**Written problem:** Pick out every line in the data below that holds "também".

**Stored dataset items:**
..............................

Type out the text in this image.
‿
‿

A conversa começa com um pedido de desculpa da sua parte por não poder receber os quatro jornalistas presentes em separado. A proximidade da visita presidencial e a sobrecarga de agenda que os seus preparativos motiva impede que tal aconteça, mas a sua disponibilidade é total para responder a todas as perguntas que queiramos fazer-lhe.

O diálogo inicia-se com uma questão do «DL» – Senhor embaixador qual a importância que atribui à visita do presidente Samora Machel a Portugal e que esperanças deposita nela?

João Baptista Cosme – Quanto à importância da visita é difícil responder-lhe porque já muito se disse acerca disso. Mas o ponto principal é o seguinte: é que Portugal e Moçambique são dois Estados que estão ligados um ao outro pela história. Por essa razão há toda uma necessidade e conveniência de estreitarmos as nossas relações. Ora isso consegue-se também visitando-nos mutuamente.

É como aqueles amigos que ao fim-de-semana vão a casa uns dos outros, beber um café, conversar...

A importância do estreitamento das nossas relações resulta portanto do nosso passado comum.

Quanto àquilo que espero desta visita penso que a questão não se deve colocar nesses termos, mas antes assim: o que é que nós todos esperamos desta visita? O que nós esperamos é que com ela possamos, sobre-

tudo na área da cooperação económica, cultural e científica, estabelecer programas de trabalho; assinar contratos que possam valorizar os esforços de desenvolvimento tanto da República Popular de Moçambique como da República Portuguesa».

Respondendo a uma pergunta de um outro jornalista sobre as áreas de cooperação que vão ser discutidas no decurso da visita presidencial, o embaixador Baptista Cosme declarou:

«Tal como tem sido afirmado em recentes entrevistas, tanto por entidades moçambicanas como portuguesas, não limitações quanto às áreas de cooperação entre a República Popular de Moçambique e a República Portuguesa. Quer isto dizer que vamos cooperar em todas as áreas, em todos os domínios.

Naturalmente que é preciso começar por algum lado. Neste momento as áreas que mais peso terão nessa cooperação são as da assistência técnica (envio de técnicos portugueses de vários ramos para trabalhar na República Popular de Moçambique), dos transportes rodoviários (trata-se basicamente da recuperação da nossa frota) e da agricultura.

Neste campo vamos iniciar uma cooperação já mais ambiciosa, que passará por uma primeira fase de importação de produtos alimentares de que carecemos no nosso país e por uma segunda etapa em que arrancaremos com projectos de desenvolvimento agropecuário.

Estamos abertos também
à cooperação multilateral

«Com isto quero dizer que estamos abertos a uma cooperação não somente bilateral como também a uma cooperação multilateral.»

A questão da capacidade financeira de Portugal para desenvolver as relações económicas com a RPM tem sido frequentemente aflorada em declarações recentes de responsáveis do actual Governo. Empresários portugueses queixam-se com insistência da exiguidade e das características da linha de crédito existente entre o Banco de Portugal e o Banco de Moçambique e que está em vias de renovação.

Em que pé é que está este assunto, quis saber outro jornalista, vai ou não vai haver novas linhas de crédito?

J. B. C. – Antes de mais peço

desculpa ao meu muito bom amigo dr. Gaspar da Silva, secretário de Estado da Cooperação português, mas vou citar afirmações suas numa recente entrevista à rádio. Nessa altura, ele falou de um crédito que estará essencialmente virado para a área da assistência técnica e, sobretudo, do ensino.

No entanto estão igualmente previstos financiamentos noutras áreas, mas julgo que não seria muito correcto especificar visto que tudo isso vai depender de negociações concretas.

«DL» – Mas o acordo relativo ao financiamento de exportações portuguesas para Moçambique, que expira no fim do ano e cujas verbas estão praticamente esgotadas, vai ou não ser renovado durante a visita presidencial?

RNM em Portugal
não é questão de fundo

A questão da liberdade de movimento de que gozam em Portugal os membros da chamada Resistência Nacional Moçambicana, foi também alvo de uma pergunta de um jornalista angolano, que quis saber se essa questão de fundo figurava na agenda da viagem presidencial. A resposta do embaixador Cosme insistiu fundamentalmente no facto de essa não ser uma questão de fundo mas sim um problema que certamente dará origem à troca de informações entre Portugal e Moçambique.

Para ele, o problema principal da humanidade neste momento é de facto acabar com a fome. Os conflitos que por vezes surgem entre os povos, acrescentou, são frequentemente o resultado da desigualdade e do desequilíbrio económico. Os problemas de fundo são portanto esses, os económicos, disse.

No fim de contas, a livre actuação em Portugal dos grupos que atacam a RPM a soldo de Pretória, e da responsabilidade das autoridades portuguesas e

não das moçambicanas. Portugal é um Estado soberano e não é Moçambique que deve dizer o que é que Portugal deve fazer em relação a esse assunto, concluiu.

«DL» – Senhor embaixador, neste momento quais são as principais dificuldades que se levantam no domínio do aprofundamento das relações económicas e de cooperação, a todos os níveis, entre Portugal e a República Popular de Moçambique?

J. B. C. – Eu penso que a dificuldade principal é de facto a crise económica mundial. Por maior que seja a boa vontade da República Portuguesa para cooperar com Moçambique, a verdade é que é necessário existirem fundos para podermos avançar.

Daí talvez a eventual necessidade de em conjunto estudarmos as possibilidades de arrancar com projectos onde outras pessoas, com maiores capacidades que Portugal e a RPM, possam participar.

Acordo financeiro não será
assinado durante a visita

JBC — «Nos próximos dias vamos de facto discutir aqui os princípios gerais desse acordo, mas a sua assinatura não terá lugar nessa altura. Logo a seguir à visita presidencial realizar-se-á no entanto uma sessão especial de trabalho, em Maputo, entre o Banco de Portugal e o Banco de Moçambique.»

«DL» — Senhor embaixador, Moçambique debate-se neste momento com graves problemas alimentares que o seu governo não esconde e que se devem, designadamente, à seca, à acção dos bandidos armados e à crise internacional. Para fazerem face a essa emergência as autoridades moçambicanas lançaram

..............................

**Exercise result:**
João Baptista Cosme – Quanto à importância da visita é difícil responder-lhe porque já muito se disse acerca disso. Mas o ponto principal é o seguinte: é que Portugal e Moçambique são dois Estados que estão ligados um ao outro pela história. Por essa razão há toda uma necessidade e conveniência de estreitarmos as nossas relações. Ora isso consegue-se também visitando-nos mutuamente.
Estamos abertos também
«Com isto quero dizer que estamos abertos a uma cooperação não somente bilateral como também a uma cooperação multilateral.»
A questão da liberdade de movimento de que gozam em Portugal os membros da chamada Resistência Nacional Moçambicana, foi também alvo de uma pergunta de um jornalista angolano, que quis saber se essa questão de fundo figurava na agenda da viagem presidencial. A resposta do embaixador Cosme insistiu fundamentalmente no facto de essa não ser uma questão de fundo mas sim um problema que certamente dará origem à troca de informações entre Portugal e Moçambique.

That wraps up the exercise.